Element position data
********************
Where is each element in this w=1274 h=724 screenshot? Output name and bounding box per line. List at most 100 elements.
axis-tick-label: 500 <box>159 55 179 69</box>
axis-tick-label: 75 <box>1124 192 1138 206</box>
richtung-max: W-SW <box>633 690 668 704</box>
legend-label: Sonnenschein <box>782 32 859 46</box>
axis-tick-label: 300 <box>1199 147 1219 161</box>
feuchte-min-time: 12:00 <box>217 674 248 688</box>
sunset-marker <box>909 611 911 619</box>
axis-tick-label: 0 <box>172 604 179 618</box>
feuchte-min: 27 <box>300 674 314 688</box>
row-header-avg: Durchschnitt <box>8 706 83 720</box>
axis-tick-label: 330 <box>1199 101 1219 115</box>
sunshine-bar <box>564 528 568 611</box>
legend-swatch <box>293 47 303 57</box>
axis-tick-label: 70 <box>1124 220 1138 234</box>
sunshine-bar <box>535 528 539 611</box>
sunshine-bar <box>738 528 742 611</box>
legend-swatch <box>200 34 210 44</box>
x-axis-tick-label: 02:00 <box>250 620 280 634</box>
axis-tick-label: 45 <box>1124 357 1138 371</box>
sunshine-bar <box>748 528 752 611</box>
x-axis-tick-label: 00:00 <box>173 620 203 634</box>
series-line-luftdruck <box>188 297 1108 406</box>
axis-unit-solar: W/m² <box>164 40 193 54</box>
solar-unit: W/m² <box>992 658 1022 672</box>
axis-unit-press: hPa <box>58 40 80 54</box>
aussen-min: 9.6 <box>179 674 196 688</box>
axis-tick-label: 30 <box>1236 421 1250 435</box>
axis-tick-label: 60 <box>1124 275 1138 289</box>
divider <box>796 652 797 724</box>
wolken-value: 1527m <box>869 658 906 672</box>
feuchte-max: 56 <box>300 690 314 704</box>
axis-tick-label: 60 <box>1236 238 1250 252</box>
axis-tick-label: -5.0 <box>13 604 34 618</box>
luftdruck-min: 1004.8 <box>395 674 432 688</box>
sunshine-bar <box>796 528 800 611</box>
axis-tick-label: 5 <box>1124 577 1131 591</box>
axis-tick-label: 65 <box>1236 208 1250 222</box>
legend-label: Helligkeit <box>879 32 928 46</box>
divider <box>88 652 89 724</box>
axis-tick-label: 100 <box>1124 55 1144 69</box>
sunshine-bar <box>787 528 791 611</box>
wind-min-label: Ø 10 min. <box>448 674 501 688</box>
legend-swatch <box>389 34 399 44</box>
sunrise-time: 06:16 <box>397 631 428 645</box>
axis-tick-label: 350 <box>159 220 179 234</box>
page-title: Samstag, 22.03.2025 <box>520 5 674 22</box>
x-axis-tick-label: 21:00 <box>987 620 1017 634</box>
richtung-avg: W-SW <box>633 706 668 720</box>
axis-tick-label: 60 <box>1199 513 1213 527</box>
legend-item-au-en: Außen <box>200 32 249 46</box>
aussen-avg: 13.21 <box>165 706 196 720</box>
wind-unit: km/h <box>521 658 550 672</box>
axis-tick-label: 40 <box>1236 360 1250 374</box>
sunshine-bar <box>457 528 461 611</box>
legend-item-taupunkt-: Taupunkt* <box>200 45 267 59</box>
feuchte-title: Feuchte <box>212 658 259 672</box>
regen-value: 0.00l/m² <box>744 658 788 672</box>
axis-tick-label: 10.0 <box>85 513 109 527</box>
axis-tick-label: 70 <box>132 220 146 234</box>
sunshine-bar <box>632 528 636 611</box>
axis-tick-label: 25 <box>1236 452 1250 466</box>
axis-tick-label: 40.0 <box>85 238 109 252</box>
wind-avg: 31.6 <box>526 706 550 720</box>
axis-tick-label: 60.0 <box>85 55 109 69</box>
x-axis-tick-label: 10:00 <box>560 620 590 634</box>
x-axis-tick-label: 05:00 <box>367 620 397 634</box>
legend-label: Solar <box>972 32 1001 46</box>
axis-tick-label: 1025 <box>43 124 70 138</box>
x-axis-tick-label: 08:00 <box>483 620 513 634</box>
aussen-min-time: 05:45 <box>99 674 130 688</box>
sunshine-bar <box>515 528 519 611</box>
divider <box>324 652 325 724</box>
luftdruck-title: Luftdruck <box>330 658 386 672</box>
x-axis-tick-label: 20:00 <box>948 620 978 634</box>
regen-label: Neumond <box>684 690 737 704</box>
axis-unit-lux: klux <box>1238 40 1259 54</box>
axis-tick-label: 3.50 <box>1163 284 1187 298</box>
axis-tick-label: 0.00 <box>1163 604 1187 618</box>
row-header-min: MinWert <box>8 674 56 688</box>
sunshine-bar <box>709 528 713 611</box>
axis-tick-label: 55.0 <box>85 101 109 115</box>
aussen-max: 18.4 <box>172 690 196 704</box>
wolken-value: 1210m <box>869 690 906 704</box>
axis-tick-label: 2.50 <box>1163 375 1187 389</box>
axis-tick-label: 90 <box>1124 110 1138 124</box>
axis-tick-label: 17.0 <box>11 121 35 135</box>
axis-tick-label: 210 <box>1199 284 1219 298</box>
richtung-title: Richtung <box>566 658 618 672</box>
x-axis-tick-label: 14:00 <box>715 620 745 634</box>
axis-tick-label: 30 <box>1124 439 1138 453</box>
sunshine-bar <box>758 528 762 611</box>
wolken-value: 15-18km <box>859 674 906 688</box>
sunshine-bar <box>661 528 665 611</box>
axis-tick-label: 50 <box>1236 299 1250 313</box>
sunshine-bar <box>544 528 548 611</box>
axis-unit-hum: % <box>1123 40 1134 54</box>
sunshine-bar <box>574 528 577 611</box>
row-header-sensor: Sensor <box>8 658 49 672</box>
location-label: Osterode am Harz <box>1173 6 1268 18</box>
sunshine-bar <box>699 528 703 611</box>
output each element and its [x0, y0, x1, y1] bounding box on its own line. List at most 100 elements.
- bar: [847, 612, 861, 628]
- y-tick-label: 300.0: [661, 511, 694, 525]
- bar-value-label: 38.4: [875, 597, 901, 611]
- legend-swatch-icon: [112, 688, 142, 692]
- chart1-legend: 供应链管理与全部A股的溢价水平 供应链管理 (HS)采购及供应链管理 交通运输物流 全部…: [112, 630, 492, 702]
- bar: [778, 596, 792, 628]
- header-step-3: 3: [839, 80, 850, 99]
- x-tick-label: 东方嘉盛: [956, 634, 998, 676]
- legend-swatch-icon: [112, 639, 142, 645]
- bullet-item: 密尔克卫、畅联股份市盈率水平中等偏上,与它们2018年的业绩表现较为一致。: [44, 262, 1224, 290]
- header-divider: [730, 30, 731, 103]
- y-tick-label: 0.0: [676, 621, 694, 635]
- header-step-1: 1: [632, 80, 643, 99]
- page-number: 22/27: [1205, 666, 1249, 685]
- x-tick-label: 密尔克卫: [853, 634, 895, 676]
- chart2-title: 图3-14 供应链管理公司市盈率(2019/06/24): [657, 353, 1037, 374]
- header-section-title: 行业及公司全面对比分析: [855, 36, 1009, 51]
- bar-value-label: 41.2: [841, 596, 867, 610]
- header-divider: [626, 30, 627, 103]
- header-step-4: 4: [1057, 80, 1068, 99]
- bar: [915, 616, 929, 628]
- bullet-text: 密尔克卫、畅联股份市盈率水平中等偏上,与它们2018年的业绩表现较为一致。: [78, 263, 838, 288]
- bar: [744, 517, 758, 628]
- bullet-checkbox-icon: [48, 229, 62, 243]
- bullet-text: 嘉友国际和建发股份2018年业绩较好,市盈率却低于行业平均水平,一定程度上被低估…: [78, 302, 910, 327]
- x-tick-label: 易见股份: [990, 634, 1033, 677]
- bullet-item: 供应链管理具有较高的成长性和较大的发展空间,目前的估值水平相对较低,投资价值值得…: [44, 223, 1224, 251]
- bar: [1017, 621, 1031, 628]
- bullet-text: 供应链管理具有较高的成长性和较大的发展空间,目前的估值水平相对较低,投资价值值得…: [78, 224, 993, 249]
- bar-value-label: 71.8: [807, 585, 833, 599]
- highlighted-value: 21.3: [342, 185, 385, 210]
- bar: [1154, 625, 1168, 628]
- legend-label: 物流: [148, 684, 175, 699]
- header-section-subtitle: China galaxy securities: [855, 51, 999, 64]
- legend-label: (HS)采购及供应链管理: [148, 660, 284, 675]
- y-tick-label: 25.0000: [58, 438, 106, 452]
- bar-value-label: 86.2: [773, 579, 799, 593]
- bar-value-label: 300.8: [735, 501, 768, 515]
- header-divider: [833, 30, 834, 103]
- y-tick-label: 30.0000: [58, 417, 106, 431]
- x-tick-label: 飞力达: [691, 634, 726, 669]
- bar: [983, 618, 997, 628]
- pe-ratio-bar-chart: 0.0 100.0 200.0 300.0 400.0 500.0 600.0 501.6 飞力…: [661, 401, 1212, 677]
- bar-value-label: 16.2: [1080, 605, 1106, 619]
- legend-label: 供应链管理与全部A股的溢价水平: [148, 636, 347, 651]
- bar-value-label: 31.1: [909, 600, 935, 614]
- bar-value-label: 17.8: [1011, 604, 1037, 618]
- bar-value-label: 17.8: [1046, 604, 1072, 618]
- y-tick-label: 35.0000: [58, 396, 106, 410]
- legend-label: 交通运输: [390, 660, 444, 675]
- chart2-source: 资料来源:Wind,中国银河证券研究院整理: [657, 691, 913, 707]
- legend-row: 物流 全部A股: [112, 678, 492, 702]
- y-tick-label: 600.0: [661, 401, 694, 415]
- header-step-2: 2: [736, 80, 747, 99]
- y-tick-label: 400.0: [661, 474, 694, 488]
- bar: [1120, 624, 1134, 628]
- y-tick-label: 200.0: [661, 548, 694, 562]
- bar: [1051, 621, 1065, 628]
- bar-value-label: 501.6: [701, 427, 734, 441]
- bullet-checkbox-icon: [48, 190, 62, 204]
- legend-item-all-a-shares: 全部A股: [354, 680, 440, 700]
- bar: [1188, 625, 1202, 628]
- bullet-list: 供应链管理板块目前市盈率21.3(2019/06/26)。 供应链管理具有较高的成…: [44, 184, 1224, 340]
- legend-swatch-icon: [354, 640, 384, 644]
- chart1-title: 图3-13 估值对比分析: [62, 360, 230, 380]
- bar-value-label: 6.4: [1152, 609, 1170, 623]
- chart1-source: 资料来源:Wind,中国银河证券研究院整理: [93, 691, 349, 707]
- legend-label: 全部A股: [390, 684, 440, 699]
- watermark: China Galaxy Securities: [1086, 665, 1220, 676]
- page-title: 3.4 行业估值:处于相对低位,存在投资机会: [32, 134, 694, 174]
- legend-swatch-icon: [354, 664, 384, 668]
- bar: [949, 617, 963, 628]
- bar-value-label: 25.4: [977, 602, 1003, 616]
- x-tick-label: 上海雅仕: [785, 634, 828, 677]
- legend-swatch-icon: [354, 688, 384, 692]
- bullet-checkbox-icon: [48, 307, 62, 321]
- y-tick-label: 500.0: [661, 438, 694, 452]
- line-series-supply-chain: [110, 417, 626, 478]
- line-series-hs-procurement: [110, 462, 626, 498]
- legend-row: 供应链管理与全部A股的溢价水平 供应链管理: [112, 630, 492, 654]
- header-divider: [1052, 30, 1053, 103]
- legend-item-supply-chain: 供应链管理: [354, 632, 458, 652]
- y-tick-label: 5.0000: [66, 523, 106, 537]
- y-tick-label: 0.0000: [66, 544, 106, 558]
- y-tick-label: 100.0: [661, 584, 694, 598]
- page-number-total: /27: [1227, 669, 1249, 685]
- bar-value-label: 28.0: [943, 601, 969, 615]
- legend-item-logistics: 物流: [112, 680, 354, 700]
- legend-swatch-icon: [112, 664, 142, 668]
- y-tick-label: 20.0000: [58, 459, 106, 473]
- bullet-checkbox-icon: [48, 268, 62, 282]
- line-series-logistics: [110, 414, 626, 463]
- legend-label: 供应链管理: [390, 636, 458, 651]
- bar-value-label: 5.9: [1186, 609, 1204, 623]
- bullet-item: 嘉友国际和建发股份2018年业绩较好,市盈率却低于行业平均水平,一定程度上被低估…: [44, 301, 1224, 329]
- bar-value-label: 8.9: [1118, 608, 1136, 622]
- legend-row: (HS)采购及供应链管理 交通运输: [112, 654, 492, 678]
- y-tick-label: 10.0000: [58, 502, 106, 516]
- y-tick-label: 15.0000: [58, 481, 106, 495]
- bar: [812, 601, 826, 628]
********************
Return the items verbatim from the first line through the line that contains "feuchte-min: 27 <box>300 674 314 688</box>", including that line.

Where is each element in this w=1274 h=724 screenshot? Output name and bounding box per line. List at most 100 elements.
axis-tick-label: 500 <box>159 55 179 69</box>
axis-tick-label: 75 <box>1124 192 1138 206</box>
richtung-max: W-SW <box>633 690 668 704</box>
legend-label: Sonnenschein <box>782 32 859 46</box>
axis-tick-label: 300 <box>1199 147 1219 161</box>
feuchte-min-time: 12:00 <box>217 674 248 688</box>
sunset-marker <box>909 611 911 619</box>
axis-tick-label: 0 <box>172 604 179 618</box>
feuchte-min: 27 <box>300 674 314 688</box>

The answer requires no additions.